● **Set task**:
Check every line below for the string "Parabolic", and copy the lines that contain it.

-- Begin --

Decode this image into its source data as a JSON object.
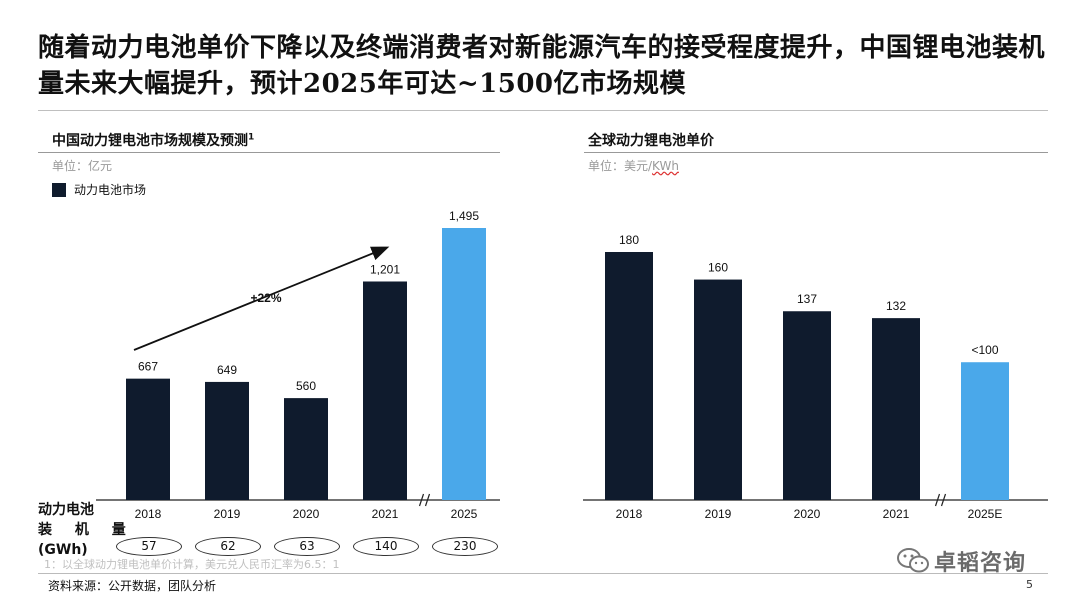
{
  "title": "随着动力电池单价下降以及终端消费者对新能源汽车的接受程度提升，中国锂电池装机量未来大幅提升，预计2025年可达~1500亿市场规模",
  "left": {
    "section_title": "中国动力锂电池市场规模及预测",
    "footnote_marker": "1",
    "unit_prefix": "单位：亿元",
    "legend": "动力电池市场",
    "growth_label": "+22%",
    "gwh_label_lines": [
      "动力电池",
      "装 机 量",
      "(GWh)"
    ],
    "gwh_values": [
      "57",
      "62",
      "63",
      "140",
      "230"
    ]
  },
  "right": {
    "section_title": "全球动力锂电池单价",
    "unit_prefix": "单位：美元/",
    "unit_underlined": "KWh"
  },
  "footnote": "1：以全球动力锂电池单价计算，美元兑人民币汇率为6.5：1",
  "source": "资料来源：公开数据，团队分析",
  "page_number": "5",
  "watermark": "卓韬咨询",
  "colors": {
    "dark": "#0f1b2d",
    "accent": "#4aa8ea"
  },
  "chart_data": [
    {
      "type": "bar",
      "title": "中国动力锂电池市场规模及预测",
      "ylabel": "单位：亿元",
      "categories": [
        "2018",
        "2019",
        "2020",
        "2021",
        "2025"
      ],
      "series": [
        {
          "name": "动力电池市场",
          "values": [
            667,
            649,
            560,
            1201,
            1495
          ]
        }
      ],
      "value_labels": [
        "667",
        "649",
        "560",
        "1,201",
        "1,495"
      ],
      "highlight": [
        false,
        false,
        false,
        false,
        true
      ],
      "axis_break_before": "2025",
      "ylim": [
        0,
        1600
      ],
      "annotation": "+22%"
    },
    {
      "type": "bar",
      "title": "全球动力锂电池单价",
      "ylabel": "单位：美元/KWh",
      "categories": [
        "2018",
        "2019",
        "2020",
        "2021",
        "2025E"
      ],
      "series": [
        {
          "values": [
            180,
            160,
            137,
            132,
            100
          ]
        }
      ],
      "value_labels": [
        "180",
        "160",
        "137",
        "132",
        "<100"
      ],
      "highlight": [
        false,
        false,
        false,
        false,
        true
      ],
      "axis_break_before": "2025E",
      "ylim": [
        0,
        200
      ]
    }
  ]
}
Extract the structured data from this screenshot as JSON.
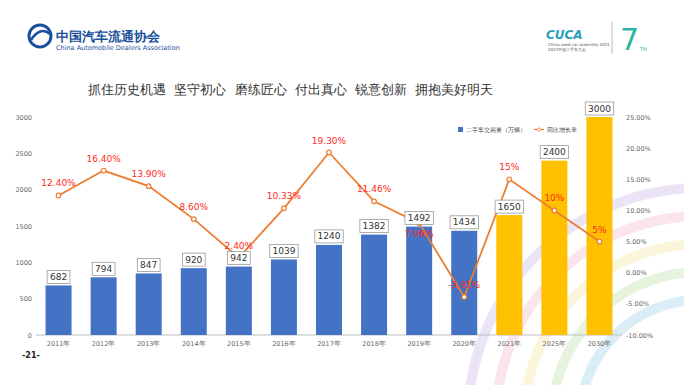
{
  "header": {
    "org_cn": "中国汽车流通协会",
    "org_en": "China Automobile Dealers Association",
    "event_logo": "CUCA",
    "event_en": "China used car assembly 2021",
    "event_cn": "2021中国二手车大会",
    "edition": "7",
    "edition_suffix": "TH"
  },
  "slogan": "抓住历史机遇  坚守初心  磨练匠心  付出真心  锐意创新  拥抱美好明天",
  "page_number": "-21-",
  "chart_data": {
    "type": "bar",
    "categories": [
      "2011年",
      "2012年",
      "2013年",
      "2014年",
      "2015年",
      "2016年",
      "2017年",
      "2018年",
      "2019年",
      "2020年",
      "2021年",
      "2025年",
      "2030年"
    ],
    "series": [
      {
        "name": "二手车交易量（万辆）",
        "type": "bar",
        "colors": [
          "#4472c4",
          "#4472c4",
          "#4472c4",
          "#4472c4",
          "#4472c4",
          "#4472c4",
          "#4472c4",
          "#4472c4",
          "#4472c4",
          "#4472c4",
          "#ffc000",
          "#ffc000",
          "#ffc000"
        ],
        "values": [
          682,
          794,
          847,
          920,
          942,
          1039,
          1240,
          1382,
          1492,
          1434,
          1650,
          2400,
          3000
        ]
      },
      {
        "name": "同比增长率",
        "type": "line",
        "axis": "y2",
        "color": "#ed7d31",
        "marker": "circle",
        "values": [
          12.4,
          16.4,
          13.9,
          8.6,
          2.4,
          10.33,
          19.3,
          11.46,
          7.96,
          -3.91,
          15,
          10,
          5
        ],
        "value_labels": [
          "12.40%",
          "16.40%",
          "13.90%",
          "8.60%",
          "2.40%",
          "10.33%",
          "19.30%",
          "11.46%",
          "7.96%",
          "-3.91%",
          "15%",
          "10%",
          "5%"
        ]
      }
    ],
    "ylim": [
      0,
      3000
    ],
    "yticks": [
      0,
      500,
      1000,
      1500,
      2000,
      2500,
      3000
    ],
    "y2lim": [
      -10,
      25
    ],
    "y2ticks": [
      {
        "value": -10,
        "label": "-10.00%"
      },
      {
        "value": -5,
        "label": "-5.00%"
      },
      {
        "value": 0,
        "label": "0.00%"
      },
      {
        "value": 5,
        "label": "5.00%"
      },
      {
        "value": 10,
        "label": "10.00%"
      },
      {
        "value": 15,
        "label": "15.00%"
      },
      {
        "value": 20,
        "label": "20.00%"
      },
      {
        "value": 25,
        "label": "25.00%"
      }
    ],
    "grid": false,
    "legend": "top-right",
    "data_labels": true
  }
}
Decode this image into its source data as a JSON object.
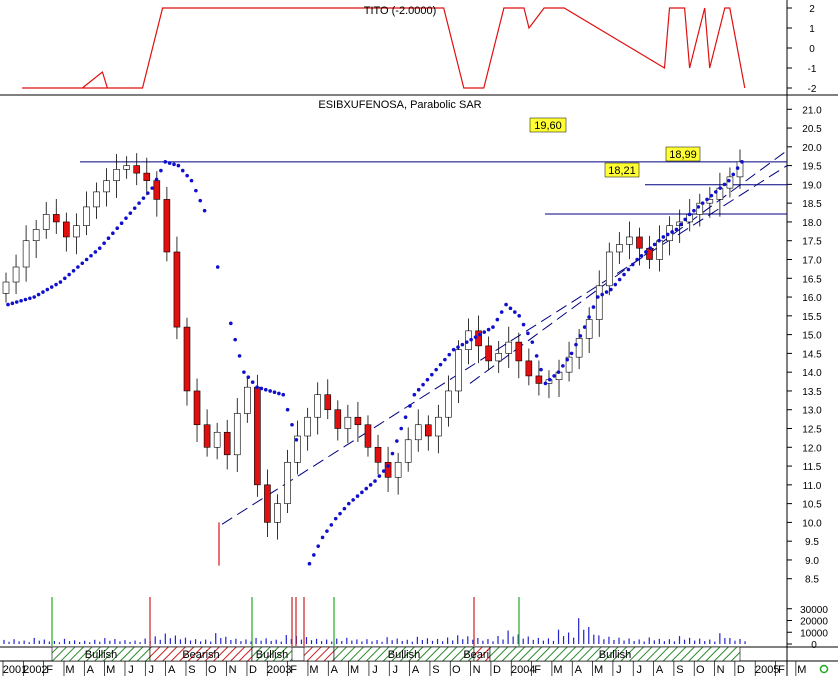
{
  "indicator_title": "TITO (-2.0000)",
  "main_title": "ESIBXUFENOSA, Parabolic SAR",
  "price_labels": [
    "19,60",
    "18,99",
    "18,21"
  ],
  "colors": {
    "up_candle": "#ffffff",
    "down_candle": "#e01010",
    "sar": "#1010cc",
    "indicator": "#e01010",
    "trendline": "#000080",
    "volume": "#2222cc",
    "bullish_fill": "#2a8a2a",
    "bearish_fill": "#cc2020",
    "label_bg": "#ffff33"
  },
  "chart_data": [
    {
      "type": "line",
      "name": "TITO",
      "yticks": [
        "2",
        "1",
        "0",
        "-1",
        "-2"
      ],
      "ylim": [
        -2,
        2
      ],
      "x": [
        "2002-01",
        "2002-04",
        "2002-05",
        "2002-05",
        "2002-07",
        "2002-08",
        "2002-09",
        "2002-11",
        "2003-01",
        "2003-02",
        "2003-04",
        "2003-09",
        "2003-10",
        "2003-11",
        "2003-12",
        "2004-01",
        "2004-02",
        "2004-02",
        "2004-03",
        "2004-04",
        "2004-09",
        "2004-09",
        "2004-10",
        "2004-10",
        "2004-11",
        "2004-11",
        "2004-12",
        "2004-12",
        "2005-01"
      ],
      "values": [
        -2,
        -2,
        -1.2,
        -2,
        -2,
        2,
        2,
        2,
        2,
        2,
        2,
        2,
        2,
        -2,
        -2,
        2,
        2,
        1,
        2,
        2,
        -1,
        2,
        2,
        -1,
        2,
        -1,
        2,
        2,
        -2
      ]
    },
    {
      "type": "candlestick",
      "title": "ESIBXUFENOSA, Parabolic SAR",
      "yticks": [
        "21.0",
        "20.5",
        "20.0",
        "19.5",
        "19.0",
        "18.5",
        "18.0",
        "17.5",
        "17.0",
        "16.5",
        "16.0",
        "15.5",
        "15.0",
        "14.5",
        "14.0",
        "13.5",
        "13.0",
        "12.5",
        "12.0",
        "11.5",
        "11.0",
        "10.5",
        "10.0",
        "9.5",
        "9.0",
        "8.5"
      ],
      "ylim": [
        8.2,
        21.3
      ],
      "horizontal_lines": [
        19.6,
        18.99,
        18.21
      ],
      "close": [
        16.4,
        16.8,
        17.5,
        17.8,
        18.2,
        18.0,
        17.6,
        17.9,
        18.4,
        18.8,
        19.1,
        19.4,
        19.5,
        19.3,
        19.1,
        18.6,
        17.2,
        15.2,
        13.5,
        12.6,
        12.0,
        12.4,
        11.8,
        12.9,
        13.6,
        11.0,
        10.0,
        10.5,
        11.6,
        12.3,
        12.8,
        13.4,
        13.0,
        12.5,
        12.8,
        12.6,
        12.0,
        11.6,
        11.2,
        11.6,
        12.2,
        12.6,
        12.3,
        12.8,
        13.5,
        14.6,
        15.1,
        14.7,
        14.3,
        14.5,
        14.8,
        14.3,
        13.9,
        13.7,
        13.8,
        14.0,
        14.4,
        14.9,
        15.4,
        16.3,
        17.2,
        17.4,
        17.6,
        17.3,
        17.0,
        17.5,
        17.9,
        18.0,
        18.2,
        18.5,
        18.6,
        18.9,
        19.2,
        19.6
      ],
      "sar": [
        15.8,
        15.9,
        16.0,
        16.2,
        16.4,
        16.7,
        17.0,
        17.3,
        17.7,
        18.1,
        18.5,
        18.9,
        19.6,
        19.5,
        19.1,
        18.3,
        16.8,
        15.3,
        14.0,
        13.6,
        13.5,
        13.4,
        12.2,
        8.9,
        9.6,
        10.1,
        10.5,
        10.8,
        11.1,
        11.5,
        12.5,
        13.4,
        13.8,
        14.2,
        14.6,
        14.8,
        15.0,
        15.2,
        15.8,
        15.5,
        14.8,
        13.7,
        14.0,
        14.5,
        15.2,
        16.0,
        16.2,
        16.6,
        17.0,
        17.3,
        17.6,
        17.8,
        18.2,
        18.5,
        18.8,
        19.1,
        19.6
      ]
    },
    {
      "type": "bar",
      "name": "Volume",
      "yticks": [
        "30000",
        "20000",
        "10000",
        "0"
      ],
      "ylim": [
        0,
        40000
      ],
      "values": [
        3500,
        4100,
        2900,
        5200,
        3800,
        2600,
        4400,
        3100,
        2800,
        3600,
        5000,
        4200,
        3300,
        2900,
        4700,
        6500,
        8900,
        7200,
        5400,
        4100,
        3800,
        9300,
        6200,
        4500,
        3900,
        5100,
        4800,
        3700,
        7600,
        6800,
        5900,
        4400,
        3800,
        4600,
        5300,
        3900,
        4100,
        3400,
        5800,
        4700,
        3600,
        6100,
        4900,
        4300,
        5500,
        7400,
        6600,
        5100,
        4200,
        6900,
        11500,
        8200,
        6400,
        5200,
        4800,
        12200,
        9800,
        22000,
        14500,
        7300,
        6200,
        5400,
        4700,
        3900,
        5600,
        4400,
        4100,
        6700,
        5300,
        4600,
        3800,
        9200,
        5100,
        4300
      ]
    }
  ],
  "signal_bar": [
    {
      "label": "Bullish",
      "type": "bullish"
    },
    {
      "label": "Bearish",
      "type": "bearish"
    },
    {
      "label": "Bullish",
      "type": "bullish"
    },
    {
      "label": "",
      "type": "bearish"
    },
    {
      "label": "Bullish",
      "type": "bullish"
    },
    {
      "label": "Bearish",
      "type": "bearish"
    },
    {
      "label": "Bullish",
      "type": "bullish"
    }
  ],
  "time_axis": {
    "labels": [
      "2001",
      "2002",
      "F",
      "M",
      "A",
      "M",
      "J",
      "J",
      "A",
      "S",
      "O",
      "N",
      "D",
      "2003",
      "F",
      "M",
      "A",
      "M",
      "J",
      "J",
      "A",
      "S",
      "O",
      "N",
      "D",
      "2004",
      "F",
      "M",
      "A",
      "M",
      "J",
      "J",
      "A",
      "S",
      "O",
      "N",
      "D",
      "2005",
      "F",
      "M"
    ]
  },
  "status_icon": "status-circle-icon"
}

-- End --

● **Reply**:
  "main_title": "ESIBXUFENOSA, Parabolic SAR",
      "title": "ESIBXUFENOSA, Parabolic SAR",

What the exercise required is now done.